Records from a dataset
•••

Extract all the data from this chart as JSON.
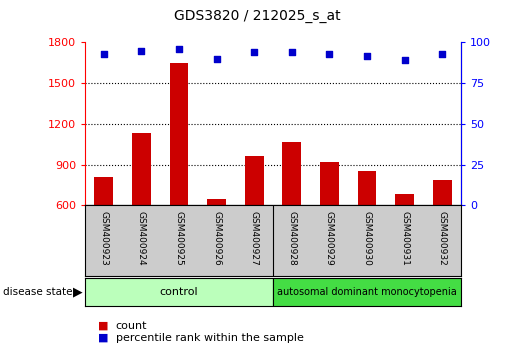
{
  "title": "GDS3820 / 212025_s_at",
  "samples": [
    "GSM400923",
    "GSM400924",
    "GSM400925",
    "GSM400926",
    "GSM400927",
    "GSM400928",
    "GSM400929",
    "GSM400930",
    "GSM400931",
    "GSM400932"
  ],
  "counts": [
    810,
    1130,
    1650,
    650,
    960,
    1070,
    920,
    855,
    680,
    790
  ],
  "percentiles": [
    93,
    95,
    96,
    90,
    94,
    94,
    93,
    92,
    89,
    93
  ],
  "ylim_left": [
    600,
    1800
  ],
  "ylim_right": [
    0,
    100
  ],
  "yticks_left": [
    600,
    900,
    1200,
    1500,
    1800
  ],
  "yticks_right": [
    0,
    25,
    50,
    75,
    100
  ],
  "bar_color": "#cc0000",
  "scatter_color": "#0000cc",
  "bar_bottom": 600,
  "control_count": 5,
  "disease_count": 5,
  "control_label": "control",
  "disease_label": "autosomal dominant monocytopenia",
  "control_color": "#bbffbb",
  "disease_color": "#44dd44",
  "xlabel_area_color": "#cccccc",
  "legend_count_label": "count",
  "legend_pct_label": "percentile rank within the sample",
  "disease_state_label": "disease state",
  "dotted_gridlines": [
    900,
    1200,
    1500
  ],
  "bar_width": 0.5
}
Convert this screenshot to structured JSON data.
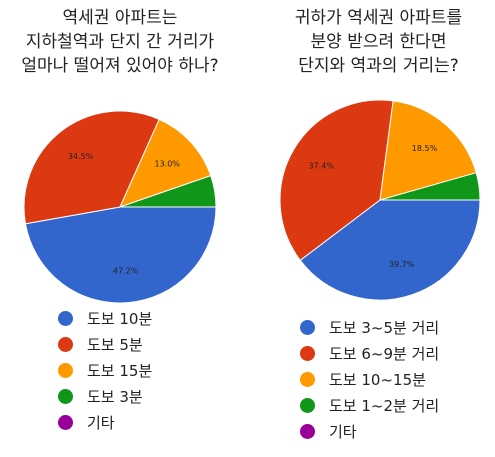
{
  "chart_data": [
    {
      "type": "pie",
      "title_lines": [
        "역세권 아파트는",
        "지하철역과 단지 간 거리가",
        "얼마나 떨어져 있어야 하나?"
      ],
      "legend_position": "bottom",
      "start_angle": 0,
      "slices": [
        {
          "name": "도보 10분",
          "value": 47.2,
          "label": "47.2%",
          "color": "#3366cc"
        },
        {
          "name": "도보 5분",
          "value": 34.5,
          "label": "34.5%",
          "color": "#dc3912"
        },
        {
          "name": "도보 15분",
          "value": 13.0,
          "label": "13.0%",
          "color": "#ff9900"
        },
        {
          "name": "도보 3분",
          "value": 5.3,
          "label": "",
          "color": "#109618"
        },
        {
          "name": "기타",
          "value": 0.0,
          "label": "",
          "color": "#990099"
        }
      ]
    },
    {
      "type": "pie",
      "title_lines": [
        "귀하가 역세권 아파트를",
        "분양 받으려 한다면",
        "단지와 역과의 거리는?"
      ],
      "legend_position": "bottom",
      "start_angle": 0,
      "slices": [
        {
          "name": "도보 3~5분 거리",
          "value": 39.7,
          "label": "39.7%",
          "color": "#3366cc"
        },
        {
          "name": "도보 6~9분 거리",
          "value": 37.4,
          "label": "37.4%",
          "color": "#dc3912"
        },
        {
          "name": "도보 10~15분",
          "value": 18.5,
          "label": "18.5%",
          "color": "#ff9900"
        },
        {
          "name": "도보 1~2분 거리",
          "value": 4.4,
          "label": "",
          "color": "#109618"
        },
        {
          "name": "기타",
          "value": 0.0,
          "label": "",
          "color": "#990099"
        }
      ]
    }
  ]
}
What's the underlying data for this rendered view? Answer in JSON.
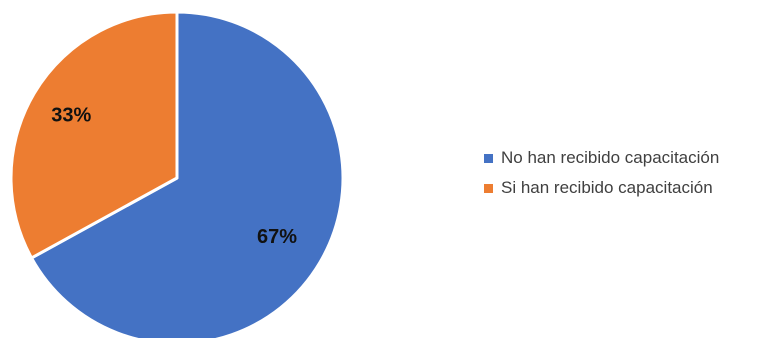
{
  "chart_data": {
    "type": "pie",
    "categories": [
      "No han recibido capacitación",
      "Si han recibido capacitación"
    ],
    "values": [
      67,
      33
    ],
    "labels": [
      "67%",
      "33%"
    ],
    "colors": [
      "#4472C4",
      "#ED7D31"
    ],
    "legend_position": "right"
  }
}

•••

PROBLEM DESCRIPTION - Skip the pictures and retype exactly the lines from the one that contains "What's the underlying" to the last line of the records.

THE COMPLETED TASK -
What's the underlying data for this rendered view? Answer in JSON.
{
  "chart_data": {
    "type": "pie",
    "categories": [
      "No han recibido capacitación",
      "Si han recibido capacitación"
    ],
    "values": [
      67,
      33
    ],
    "labels": [
      "67%",
      "33%"
    ],
    "colors": [
      "#4472C4",
      "#ED7D31"
    ],
    "legend_position": "right"
  }
}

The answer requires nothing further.